Exercise requirements | Check each line of the material below, and copy it if it holds the string "screenshot".

(Records from a data source)

* * * * * * * * *

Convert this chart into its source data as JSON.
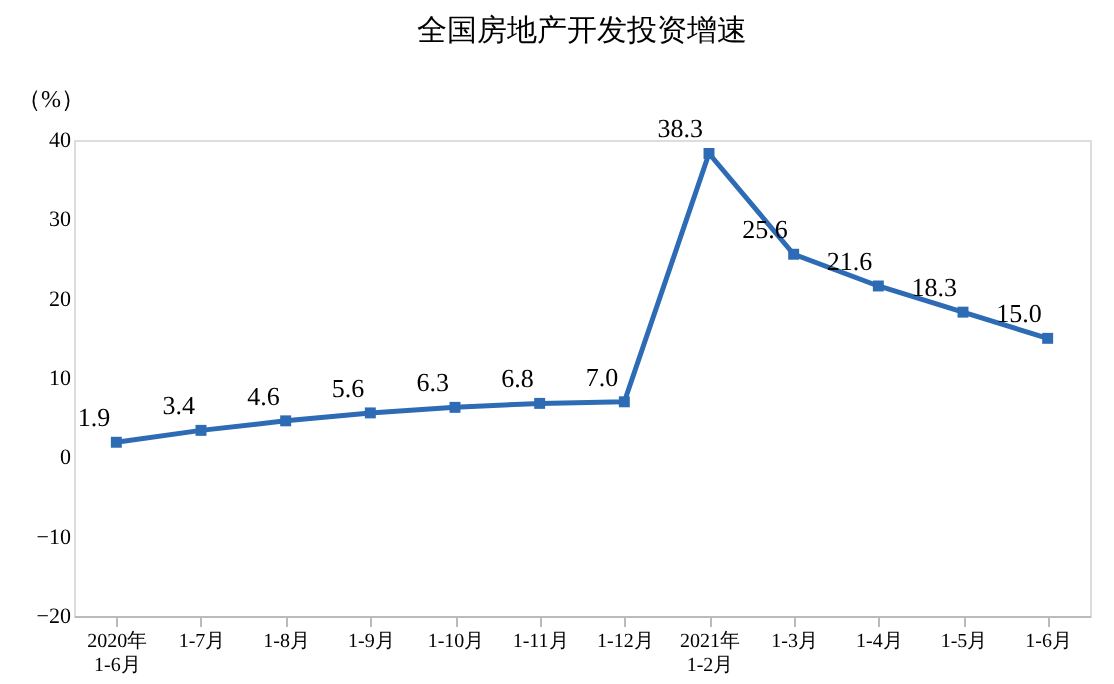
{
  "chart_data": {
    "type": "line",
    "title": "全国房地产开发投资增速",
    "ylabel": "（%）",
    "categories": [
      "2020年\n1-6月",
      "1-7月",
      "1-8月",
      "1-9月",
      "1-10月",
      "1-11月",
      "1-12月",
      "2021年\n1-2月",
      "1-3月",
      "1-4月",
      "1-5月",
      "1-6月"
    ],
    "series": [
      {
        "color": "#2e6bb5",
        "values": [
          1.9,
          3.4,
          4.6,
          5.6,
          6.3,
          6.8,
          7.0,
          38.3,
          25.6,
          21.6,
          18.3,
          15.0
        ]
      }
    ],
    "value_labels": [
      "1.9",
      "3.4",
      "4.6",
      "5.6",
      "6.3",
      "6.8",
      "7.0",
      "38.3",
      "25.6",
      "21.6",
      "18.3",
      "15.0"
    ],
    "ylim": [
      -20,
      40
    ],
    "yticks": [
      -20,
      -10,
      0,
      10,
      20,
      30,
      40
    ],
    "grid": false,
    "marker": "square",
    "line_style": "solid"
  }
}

* * * * * * * * *

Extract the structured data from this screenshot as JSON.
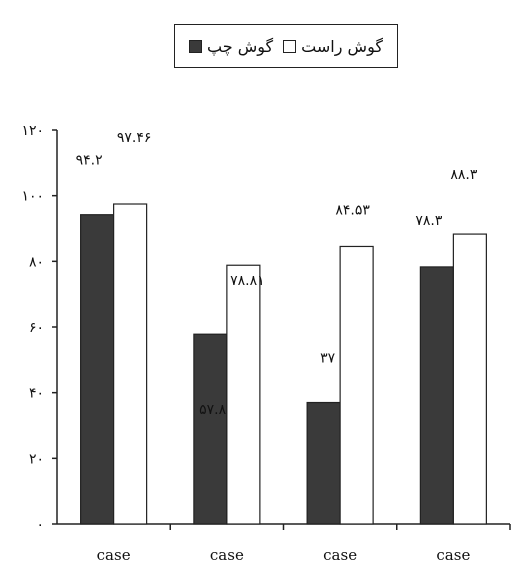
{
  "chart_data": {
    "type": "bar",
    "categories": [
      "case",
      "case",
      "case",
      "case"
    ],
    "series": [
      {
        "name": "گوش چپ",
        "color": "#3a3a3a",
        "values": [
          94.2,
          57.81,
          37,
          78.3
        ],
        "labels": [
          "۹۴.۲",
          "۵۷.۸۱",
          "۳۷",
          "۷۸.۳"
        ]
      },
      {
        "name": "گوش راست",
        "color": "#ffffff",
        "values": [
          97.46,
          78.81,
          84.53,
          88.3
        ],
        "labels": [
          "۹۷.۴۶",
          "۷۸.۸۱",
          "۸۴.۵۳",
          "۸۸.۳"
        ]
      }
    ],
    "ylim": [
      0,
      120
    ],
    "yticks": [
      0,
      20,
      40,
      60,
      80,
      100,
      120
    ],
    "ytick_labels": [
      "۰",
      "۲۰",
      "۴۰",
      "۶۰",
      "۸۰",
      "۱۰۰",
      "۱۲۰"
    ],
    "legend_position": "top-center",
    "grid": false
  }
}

* * * * * * * * *

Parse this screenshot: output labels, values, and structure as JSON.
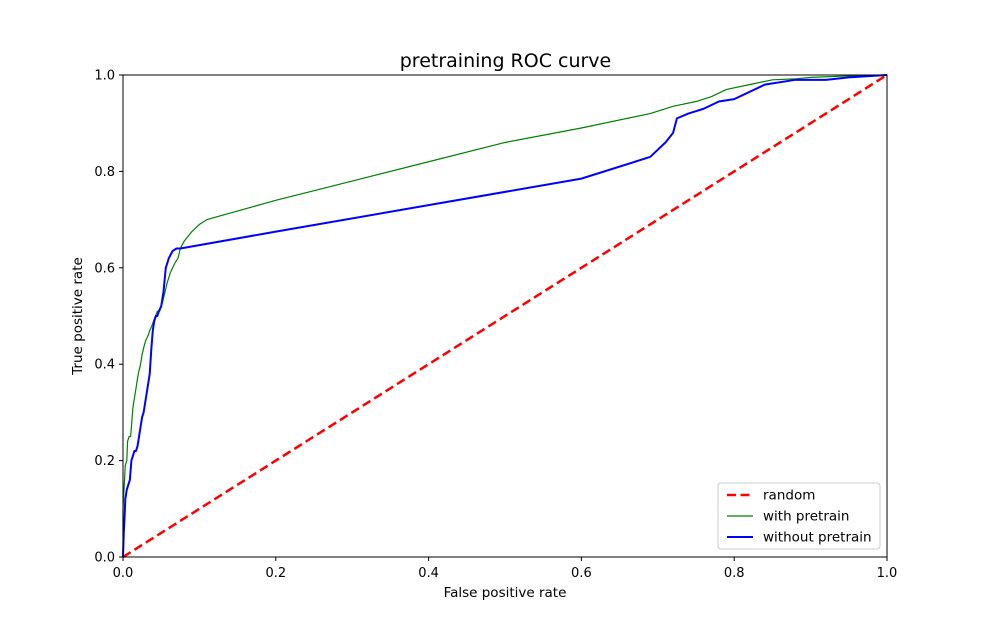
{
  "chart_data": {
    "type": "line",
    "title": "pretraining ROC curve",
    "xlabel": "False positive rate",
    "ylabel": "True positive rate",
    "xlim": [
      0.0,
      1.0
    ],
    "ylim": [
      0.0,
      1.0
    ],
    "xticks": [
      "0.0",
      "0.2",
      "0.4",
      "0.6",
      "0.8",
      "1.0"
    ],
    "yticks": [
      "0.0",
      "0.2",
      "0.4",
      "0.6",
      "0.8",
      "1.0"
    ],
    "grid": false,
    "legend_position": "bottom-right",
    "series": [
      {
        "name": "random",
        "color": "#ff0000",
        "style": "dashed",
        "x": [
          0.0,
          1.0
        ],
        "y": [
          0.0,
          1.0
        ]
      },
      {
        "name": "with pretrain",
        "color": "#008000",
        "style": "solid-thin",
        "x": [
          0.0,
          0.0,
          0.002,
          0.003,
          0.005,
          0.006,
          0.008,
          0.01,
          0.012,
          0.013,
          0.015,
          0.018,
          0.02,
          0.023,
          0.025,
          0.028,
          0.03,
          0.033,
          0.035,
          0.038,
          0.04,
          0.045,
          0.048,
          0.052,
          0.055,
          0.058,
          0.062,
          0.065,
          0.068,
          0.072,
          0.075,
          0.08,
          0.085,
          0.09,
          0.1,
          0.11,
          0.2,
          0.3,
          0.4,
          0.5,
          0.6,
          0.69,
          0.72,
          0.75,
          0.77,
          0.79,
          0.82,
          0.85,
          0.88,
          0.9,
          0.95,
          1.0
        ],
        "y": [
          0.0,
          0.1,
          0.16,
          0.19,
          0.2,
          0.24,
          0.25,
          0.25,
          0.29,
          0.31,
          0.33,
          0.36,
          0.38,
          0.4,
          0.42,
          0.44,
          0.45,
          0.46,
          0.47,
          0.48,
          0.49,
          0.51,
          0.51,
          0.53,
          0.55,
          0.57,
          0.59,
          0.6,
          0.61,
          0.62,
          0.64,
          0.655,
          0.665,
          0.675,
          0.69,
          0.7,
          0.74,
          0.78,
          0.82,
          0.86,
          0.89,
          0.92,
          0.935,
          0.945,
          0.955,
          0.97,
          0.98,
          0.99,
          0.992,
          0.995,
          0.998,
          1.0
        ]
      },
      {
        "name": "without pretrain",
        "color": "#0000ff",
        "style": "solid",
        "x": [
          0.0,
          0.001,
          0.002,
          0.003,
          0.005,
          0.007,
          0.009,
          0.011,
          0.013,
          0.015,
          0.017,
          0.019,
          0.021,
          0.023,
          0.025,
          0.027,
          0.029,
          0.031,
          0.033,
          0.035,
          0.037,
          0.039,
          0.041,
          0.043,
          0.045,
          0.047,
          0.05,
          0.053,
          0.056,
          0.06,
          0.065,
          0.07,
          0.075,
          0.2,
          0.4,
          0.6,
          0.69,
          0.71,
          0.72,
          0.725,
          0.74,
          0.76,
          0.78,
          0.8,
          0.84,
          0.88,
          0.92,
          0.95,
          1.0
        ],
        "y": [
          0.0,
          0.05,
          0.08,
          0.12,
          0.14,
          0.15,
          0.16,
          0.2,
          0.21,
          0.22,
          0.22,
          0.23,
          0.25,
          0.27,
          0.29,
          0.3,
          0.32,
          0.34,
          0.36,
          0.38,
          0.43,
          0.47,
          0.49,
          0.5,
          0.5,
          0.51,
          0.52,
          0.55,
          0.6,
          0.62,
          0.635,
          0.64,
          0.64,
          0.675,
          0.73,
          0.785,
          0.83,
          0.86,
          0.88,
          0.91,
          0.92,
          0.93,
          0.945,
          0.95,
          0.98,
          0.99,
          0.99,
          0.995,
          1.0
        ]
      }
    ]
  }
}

* * * * * * * * *

Task answer |
Extract the structured data from this screenshot as JSON.
Parse this screenshot: output labels, values, and structure as JSON.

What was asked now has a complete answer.